• Material for the task
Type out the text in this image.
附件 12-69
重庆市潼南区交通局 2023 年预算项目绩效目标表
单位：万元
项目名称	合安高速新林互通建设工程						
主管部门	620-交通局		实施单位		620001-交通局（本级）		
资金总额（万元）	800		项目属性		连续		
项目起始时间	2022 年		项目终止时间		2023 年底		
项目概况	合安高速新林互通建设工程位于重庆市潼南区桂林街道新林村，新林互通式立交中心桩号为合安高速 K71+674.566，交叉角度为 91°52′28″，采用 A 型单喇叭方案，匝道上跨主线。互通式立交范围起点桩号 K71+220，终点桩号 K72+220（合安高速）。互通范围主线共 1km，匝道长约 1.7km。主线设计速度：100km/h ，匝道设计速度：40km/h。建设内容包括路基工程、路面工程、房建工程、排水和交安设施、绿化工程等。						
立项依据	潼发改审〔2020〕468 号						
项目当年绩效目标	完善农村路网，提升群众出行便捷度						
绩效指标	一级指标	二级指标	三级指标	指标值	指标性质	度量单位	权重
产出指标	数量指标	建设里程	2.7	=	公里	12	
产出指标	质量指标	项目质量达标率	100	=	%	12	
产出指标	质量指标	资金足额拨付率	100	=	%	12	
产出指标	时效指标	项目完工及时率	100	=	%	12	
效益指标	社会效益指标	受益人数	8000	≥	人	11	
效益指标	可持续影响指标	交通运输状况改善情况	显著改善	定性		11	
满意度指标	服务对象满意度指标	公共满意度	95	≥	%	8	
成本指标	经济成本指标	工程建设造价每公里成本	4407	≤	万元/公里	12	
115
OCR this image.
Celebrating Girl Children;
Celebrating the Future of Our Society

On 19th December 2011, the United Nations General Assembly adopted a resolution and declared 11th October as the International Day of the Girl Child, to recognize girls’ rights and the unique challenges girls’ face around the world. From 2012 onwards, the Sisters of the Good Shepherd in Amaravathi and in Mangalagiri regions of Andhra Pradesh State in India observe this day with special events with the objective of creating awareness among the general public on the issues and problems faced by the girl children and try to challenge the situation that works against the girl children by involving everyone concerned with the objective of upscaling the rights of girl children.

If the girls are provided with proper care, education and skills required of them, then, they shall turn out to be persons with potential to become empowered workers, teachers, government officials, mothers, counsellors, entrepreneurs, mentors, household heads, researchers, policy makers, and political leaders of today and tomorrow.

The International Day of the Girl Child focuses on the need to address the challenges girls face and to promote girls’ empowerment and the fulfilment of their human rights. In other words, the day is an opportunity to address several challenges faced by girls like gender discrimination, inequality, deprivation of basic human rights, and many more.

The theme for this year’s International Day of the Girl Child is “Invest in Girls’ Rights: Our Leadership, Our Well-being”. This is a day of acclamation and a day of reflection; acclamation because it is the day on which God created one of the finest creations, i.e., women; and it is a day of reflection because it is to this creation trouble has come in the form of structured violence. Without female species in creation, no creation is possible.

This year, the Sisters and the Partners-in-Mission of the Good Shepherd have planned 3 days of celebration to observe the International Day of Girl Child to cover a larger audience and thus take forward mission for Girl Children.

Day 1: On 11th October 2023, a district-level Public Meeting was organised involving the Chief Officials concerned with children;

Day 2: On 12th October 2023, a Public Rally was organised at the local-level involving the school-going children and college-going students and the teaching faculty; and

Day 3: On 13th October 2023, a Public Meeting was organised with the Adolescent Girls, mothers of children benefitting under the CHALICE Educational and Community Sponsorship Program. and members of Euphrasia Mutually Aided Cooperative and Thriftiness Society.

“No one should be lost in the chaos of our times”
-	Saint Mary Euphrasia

• Work required
Every line holding "Euphrasia" should be copied out.

• Task answer
Day 3: On 13th October 2023, a Public Meeting was organised with the Adolescent Girls, mothers of children benefitting under the CHALICE Educational and Community Sponsorship Program. and members of Euphrasia Mutually Aided Cooperative and Thriftiness Society.
-	Saint Mary Euphrasia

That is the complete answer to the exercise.